Raw data -
-------

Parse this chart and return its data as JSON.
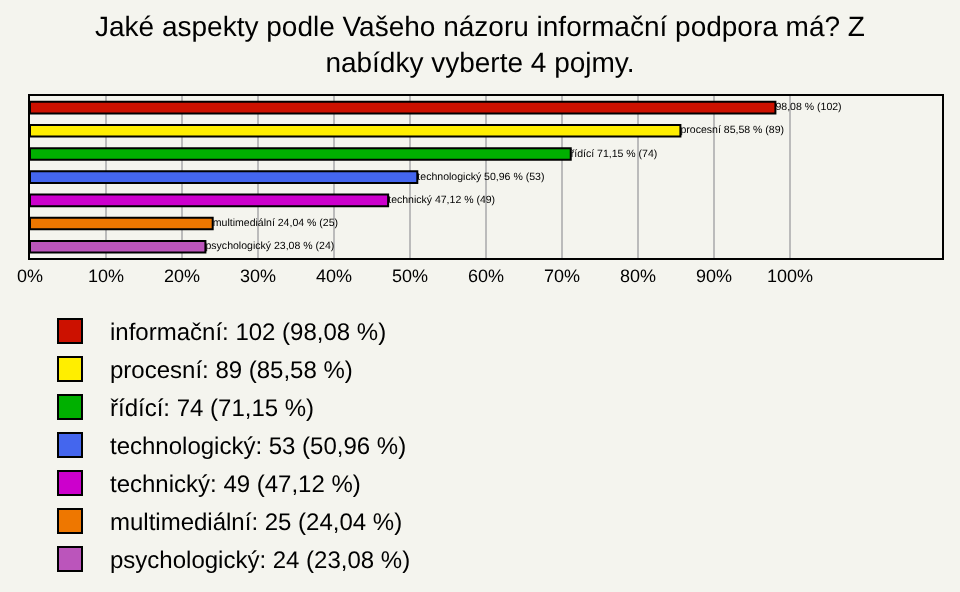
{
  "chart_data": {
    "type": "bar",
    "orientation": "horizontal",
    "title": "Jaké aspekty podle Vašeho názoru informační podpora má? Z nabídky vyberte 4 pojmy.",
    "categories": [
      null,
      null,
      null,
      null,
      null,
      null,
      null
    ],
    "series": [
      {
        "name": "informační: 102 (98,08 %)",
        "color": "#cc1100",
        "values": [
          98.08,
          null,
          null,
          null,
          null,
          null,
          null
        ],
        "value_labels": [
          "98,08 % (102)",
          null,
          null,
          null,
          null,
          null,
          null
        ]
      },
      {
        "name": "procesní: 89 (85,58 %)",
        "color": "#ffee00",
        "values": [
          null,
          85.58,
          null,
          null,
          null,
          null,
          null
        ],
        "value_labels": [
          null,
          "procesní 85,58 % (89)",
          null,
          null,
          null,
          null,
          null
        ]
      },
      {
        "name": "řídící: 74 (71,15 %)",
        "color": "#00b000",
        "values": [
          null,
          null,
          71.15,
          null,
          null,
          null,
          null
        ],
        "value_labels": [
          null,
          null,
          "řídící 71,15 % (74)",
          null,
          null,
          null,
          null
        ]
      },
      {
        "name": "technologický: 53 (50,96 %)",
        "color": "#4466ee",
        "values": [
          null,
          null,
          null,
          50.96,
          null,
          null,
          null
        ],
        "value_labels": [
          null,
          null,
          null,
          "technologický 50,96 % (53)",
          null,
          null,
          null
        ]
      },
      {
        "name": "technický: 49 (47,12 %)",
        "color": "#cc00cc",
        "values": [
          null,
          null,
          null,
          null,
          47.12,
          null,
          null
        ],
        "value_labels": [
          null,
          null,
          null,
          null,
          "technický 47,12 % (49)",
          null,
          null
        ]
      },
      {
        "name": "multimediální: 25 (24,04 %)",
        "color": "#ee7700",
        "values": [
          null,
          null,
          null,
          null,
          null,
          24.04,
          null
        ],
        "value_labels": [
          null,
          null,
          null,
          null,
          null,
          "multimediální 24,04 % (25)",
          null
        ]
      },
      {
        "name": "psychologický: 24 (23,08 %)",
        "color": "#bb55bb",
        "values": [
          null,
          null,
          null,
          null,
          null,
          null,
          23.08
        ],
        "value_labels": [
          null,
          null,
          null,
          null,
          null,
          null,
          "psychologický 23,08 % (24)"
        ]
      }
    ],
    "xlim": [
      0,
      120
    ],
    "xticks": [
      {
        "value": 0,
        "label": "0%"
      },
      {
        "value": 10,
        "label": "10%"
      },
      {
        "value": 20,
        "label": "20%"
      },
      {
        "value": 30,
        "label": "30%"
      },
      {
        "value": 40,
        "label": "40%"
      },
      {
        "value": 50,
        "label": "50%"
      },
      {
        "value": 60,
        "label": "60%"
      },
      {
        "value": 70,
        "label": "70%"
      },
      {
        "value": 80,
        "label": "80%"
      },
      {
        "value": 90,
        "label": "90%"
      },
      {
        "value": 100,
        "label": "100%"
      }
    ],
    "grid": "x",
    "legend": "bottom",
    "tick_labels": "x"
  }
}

-------

Exercise requirements -
Your copy should repeat each entry above exactly but contain no pictures.

Solution to this problem -
Parse this chart and return its data as JSON.
{
  "chart_data": {
    "type": "bar",
    "orientation": "horizontal",
    "title": "Jaké aspekty podle Vašeho názoru informační podpora má? Z nabídky vyberte 4 pojmy.",
    "categories": [
      null,
      null,
      null,
      null,
      null,
      null,
      null
    ],
    "series": [
      {
        "name": "informační: 102 (98,08 %)",
        "color": "#cc1100",
        "values": [
          98.08,
          null,
          null,
          null,
          null,
          null,
          null
        ],
        "value_labels": [
          "98,08 % (102)",
          null,
          null,
          null,
          null,
          null,
          null
        ]
      },
      {
        "name": "procesní: 89 (85,58 %)",
        "color": "#ffee00",
        "values": [
          null,
          85.58,
          null,
          null,
          null,
          null,
          null
        ],
        "value_labels": [
          null,
          "procesní 85,58 % (89)",
          null,
          null,
          null,
          null,
          null
        ]
      },
      {
        "name": "řídící: 74 (71,15 %)",
        "color": "#00b000",
        "values": [
          null,
          null,
          71.15,
          null,
          null,
          null,
          null
        ],
        "value_labels": [
          null,
          null,
          "řídící 71,15 % (74)",
          null,
          null,
          null,
          null
        ]
      },
      {
        "name": "technologický: 53 (50,96 %)",
        "color": "#4466ee",
        "values": [
          null,
          null,
          null,
          50.96,
          null,
          null,
          null
        ],
        "value_labels": [
          null,
          null,
          null,
          "technologický 50,96 % (53)",
          null,
          null,
          null
        ]
      },
      {
        "name": "technický: 49 (47,12 %)",
        "color": "#cc00cc",
        "values": [
          null,
          null,
          null,
          null,
          47.12,
          null,
          null
        ],
        "value_labels": [
          null,
          null,
          null,
          null,
          "technický 47,12 % (49)",
          null,
          null
        ]
      },
      {
        "name": "multimediální: 25 (24,04 %)",
        "color": "#ee7700",
        "values": [
          null,
          null,
          null,
          null,
          null,
          24.04,
          null
        ],
        "value_labels": [
          null,
          null,
          null,
          null,
          null,
          "multimediální 24,04 % (25)",
          null
        ]
      },
      {
        "name": "psychologický: 24 (23,08 %)",
        "color": "#bb55bb",
        "values": [
          null,
          null,
          null,
          null,
          null,
          null,
          23.08
        ],
        "value_labels": [
          null,
          null,
          null,
          null,
          null,
          null,
          "psychologický 23,08 % (24)"
        ]
      }
    ],
    "xlim": [
      0,
      120
    ],
    "xticks": [
      {
        "value": 0,
        "label": "0%"
      },
      {
        "value": 10,
        "label": "10%"
      },
      {
        "value": 20,
        "label": "20%"
      },
      {
        "value": 30,
        "label": "30%"
      },
      {
        "value": 40,
        "label": "40%"
      },
      {
        "value": 50,
        "label": "50%"
      },
      {
        "value": 60,
        "label": "60%"
      },
      {
        "value": 70,
        "label": "70%"
      },
      {
        "value": 80,
        "label": "80%"
      },
      {
        "value": 90,
        "label": "90%"
      },
      {
        "value": 100,
        "label": "100%"
      }
    ],
    "grid": "x",
    "legend": "bottom",
    "tick_labels": "x"
  }
}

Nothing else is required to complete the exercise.